(Chart and figure data)
################
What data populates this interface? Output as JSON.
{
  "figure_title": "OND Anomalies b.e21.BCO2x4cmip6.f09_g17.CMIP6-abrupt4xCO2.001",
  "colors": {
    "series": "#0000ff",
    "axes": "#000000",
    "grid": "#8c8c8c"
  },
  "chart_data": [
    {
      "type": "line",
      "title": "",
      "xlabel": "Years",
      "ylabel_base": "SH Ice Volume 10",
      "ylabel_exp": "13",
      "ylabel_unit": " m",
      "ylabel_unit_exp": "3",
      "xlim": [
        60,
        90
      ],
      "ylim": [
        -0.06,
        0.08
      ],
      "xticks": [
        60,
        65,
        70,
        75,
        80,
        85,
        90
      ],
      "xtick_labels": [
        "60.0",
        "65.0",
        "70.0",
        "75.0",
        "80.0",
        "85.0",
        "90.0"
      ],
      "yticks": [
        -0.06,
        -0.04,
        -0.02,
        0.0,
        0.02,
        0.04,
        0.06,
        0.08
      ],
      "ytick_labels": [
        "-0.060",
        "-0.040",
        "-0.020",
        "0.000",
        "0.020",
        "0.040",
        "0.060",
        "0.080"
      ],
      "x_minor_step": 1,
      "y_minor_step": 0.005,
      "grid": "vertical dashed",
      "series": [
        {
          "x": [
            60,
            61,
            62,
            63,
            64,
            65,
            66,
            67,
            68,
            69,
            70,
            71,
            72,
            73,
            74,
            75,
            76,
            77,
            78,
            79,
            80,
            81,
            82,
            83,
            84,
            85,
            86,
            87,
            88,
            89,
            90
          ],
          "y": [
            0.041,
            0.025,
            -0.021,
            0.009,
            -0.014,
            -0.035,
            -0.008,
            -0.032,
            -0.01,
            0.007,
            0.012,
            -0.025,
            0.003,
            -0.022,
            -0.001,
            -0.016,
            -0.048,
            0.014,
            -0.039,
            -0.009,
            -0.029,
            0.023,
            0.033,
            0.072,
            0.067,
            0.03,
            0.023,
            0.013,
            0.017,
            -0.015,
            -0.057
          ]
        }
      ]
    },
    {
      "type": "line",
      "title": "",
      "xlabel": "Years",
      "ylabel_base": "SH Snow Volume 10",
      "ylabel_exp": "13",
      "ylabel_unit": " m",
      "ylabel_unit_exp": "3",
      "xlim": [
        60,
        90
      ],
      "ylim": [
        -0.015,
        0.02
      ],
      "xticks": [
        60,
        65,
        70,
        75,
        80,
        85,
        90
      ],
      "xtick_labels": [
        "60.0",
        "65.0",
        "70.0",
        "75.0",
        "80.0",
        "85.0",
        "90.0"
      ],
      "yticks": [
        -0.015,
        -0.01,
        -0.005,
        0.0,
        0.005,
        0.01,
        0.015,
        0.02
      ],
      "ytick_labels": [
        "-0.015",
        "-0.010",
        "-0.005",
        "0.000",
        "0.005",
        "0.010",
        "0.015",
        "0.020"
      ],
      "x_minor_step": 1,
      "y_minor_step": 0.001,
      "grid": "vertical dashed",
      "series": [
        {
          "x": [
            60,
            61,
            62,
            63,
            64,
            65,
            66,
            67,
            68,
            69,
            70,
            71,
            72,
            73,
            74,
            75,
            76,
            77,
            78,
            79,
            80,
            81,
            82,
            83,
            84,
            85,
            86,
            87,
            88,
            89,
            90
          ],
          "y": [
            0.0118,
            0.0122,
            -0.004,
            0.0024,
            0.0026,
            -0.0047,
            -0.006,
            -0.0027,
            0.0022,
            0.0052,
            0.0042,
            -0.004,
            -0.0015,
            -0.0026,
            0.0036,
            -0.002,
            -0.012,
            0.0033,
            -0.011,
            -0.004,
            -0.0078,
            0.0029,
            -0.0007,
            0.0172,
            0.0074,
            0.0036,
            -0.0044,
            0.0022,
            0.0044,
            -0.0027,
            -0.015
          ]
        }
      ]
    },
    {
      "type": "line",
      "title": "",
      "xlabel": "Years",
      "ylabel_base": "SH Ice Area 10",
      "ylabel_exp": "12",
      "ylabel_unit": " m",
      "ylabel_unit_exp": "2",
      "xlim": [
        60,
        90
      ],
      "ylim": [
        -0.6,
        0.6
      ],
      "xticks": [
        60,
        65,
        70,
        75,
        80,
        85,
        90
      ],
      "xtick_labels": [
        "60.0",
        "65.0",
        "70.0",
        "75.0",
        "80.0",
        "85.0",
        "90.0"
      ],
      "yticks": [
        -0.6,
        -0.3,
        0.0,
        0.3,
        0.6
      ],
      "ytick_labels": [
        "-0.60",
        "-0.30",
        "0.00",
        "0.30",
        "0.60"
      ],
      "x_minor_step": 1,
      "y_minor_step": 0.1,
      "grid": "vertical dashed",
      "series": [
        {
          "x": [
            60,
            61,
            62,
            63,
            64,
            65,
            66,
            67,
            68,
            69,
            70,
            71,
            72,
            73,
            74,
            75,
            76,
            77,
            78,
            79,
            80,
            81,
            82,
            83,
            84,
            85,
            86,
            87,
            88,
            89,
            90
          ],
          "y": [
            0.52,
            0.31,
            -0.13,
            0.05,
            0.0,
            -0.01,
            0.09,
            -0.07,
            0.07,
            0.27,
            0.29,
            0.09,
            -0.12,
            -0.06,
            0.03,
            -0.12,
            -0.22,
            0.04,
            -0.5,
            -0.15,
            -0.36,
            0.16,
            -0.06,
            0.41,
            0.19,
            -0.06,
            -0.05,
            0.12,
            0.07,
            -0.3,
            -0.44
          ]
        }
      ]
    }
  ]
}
################
* _Work to do_:
Select every line above that contains the word "Volume", and copy it.

* _Written answer_:
      "ylabel_base": "SH Ice Volume 10",
      "ylabel_base": "SH Snow Volume 10",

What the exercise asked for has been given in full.